--- EXTRACTED ENTRIES ---

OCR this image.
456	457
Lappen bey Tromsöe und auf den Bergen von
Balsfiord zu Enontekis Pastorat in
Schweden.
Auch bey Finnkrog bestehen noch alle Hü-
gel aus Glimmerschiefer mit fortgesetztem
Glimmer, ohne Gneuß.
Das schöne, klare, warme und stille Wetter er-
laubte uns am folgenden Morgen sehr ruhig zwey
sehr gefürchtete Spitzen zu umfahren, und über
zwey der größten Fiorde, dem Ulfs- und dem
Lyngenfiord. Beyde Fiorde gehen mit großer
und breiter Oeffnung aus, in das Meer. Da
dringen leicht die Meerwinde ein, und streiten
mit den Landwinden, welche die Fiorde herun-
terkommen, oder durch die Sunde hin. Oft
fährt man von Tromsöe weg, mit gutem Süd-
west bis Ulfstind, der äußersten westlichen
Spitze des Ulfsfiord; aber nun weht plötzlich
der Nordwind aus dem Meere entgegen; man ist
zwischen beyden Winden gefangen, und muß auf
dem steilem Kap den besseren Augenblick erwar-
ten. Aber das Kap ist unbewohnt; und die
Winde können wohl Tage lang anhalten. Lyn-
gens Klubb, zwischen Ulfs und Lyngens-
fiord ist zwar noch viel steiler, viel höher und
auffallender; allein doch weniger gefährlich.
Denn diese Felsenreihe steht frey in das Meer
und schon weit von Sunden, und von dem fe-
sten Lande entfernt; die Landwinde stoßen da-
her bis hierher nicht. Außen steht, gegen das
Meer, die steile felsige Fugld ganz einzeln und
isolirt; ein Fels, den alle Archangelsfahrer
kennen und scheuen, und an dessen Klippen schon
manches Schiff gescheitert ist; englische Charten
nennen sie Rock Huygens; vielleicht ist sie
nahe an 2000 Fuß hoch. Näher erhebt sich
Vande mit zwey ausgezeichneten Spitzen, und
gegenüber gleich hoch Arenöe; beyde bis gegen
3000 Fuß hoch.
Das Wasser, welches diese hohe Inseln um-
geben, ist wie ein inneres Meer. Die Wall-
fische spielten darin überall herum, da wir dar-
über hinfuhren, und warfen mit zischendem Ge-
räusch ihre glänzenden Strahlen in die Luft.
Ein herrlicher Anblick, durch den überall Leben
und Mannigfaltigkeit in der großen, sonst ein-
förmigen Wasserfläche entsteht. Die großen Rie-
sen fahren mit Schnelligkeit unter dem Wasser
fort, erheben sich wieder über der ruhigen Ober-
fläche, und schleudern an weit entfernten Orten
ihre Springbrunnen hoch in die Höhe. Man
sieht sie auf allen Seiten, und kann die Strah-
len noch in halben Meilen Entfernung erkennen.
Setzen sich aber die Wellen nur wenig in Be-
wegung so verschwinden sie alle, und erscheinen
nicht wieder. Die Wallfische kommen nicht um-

---

* TASK OBJECTIVE: Every line above should be printed again exactly as it stands.

* ANSWER TO THIS TASK:
OCR this image.
456	457
Lappen bey Tromsöe und auf den Bergen von
Balsfiord zu Enontekis Pastorat in
Schweden.
Auch bey Finnkrog bestehen noch alle Hü-
gel aus Glimmerschiefer mit fortgesetztem
Glimmer, ohne Gneuß.
Das schöne, klare, warme und stille Wetter er-
laubte uns am folgenden Morgen sehr ruhig zwey
sehr gefürchtete Spitzen zu umfahren, und über
zwey der größten Fiorde, dem Ulfs- und dem
Lyngenfiord. Beyde Fiorde gehen mit großer
und breiter Oeffnung aus, in das Meer. Da
dringen leicht die Meerwinde ein, und streiten
mit den Landwinden, welche die Fiorde herun-
terkommen, oder durch die Sunde hin. Oft
fährt man von Tromsöe weg, mit gutem Süd-
west bis Ulfstind, der äußersten westlichen
Spitze des Ulfsfiord; aber nun weht plötzlich
der Nordwind aus dem Meere entgegen; man ist
zwischen beyden Winden gefangen, und muß auf
dem steilem Kap den besseren Augenblick erwar-
ten. Aber das Kap ist unbewohnt; und die
Winde können wohl Tage lang anhalten. Lyn-
gens Klubb, zwischen Ulfs und Lyngens-
fiord ist zwar noch viel steiler, viel höher und
auffallender; allein doch weniger gefährlich.
Denn diese Felsenreihe steht frey in das Meer
und schon weit von Sunden, und von dem fe-
sten Lande entfernt; die Landwinde stoßen da-
her bis hierher nicht. Außen steht, gegen das
Meer, die steile felsige Fugld ganz einzeln und
isolirt; ein Fels, den alle Archangelsfahrer
kennen und scheuen, und an dessen Klippen schon
manches Schiff gescheitert ist; englische Charten
nennen sie Rock Huygens; vielleicht ist sie
nahe an 2000 Fuß hoch. Näher erhebt sich
Vande mit zwey ausgezeichneten Spitzen, und
gegenüber gleich hoch Arenöe; beyde bis gegen
3000 Fuß hoch.
Das Wasser, welches diese hohe Inseln um-
geben, ist wie ein inneres Meer. Die Wall-
fische spielten darin überall herum, da wir dar-
über hinfuhren, und warfen mit zischendem Ge-
räusch ihre glänzenden Strahlen in die Luft.
Ein herrlicher Anblick, durch den überall Leben
und Mannigfaltigkeit in der großen, sonst ein-
förmigen Wasserfläche entsteht. Die großen Rie-
sen fahren mit Schnelligkeit unter dem Wasser
fort, erheben sich wieder über der ruhigen Ober-
fläche, und schleudern an weit entfernten Orten
ihre Springbrunnen hoch in die Höhe. Man
sieht sie auf allen Seiten, und kann die Strah-
len noch in halben Meilen Entfernung erkennen.
Setzen sich aber die Wellen nur wenig in Be-
wegung so verschwinden sie alle, und erscheinen
nicht wieder. Die Wallfische kommen nicht um-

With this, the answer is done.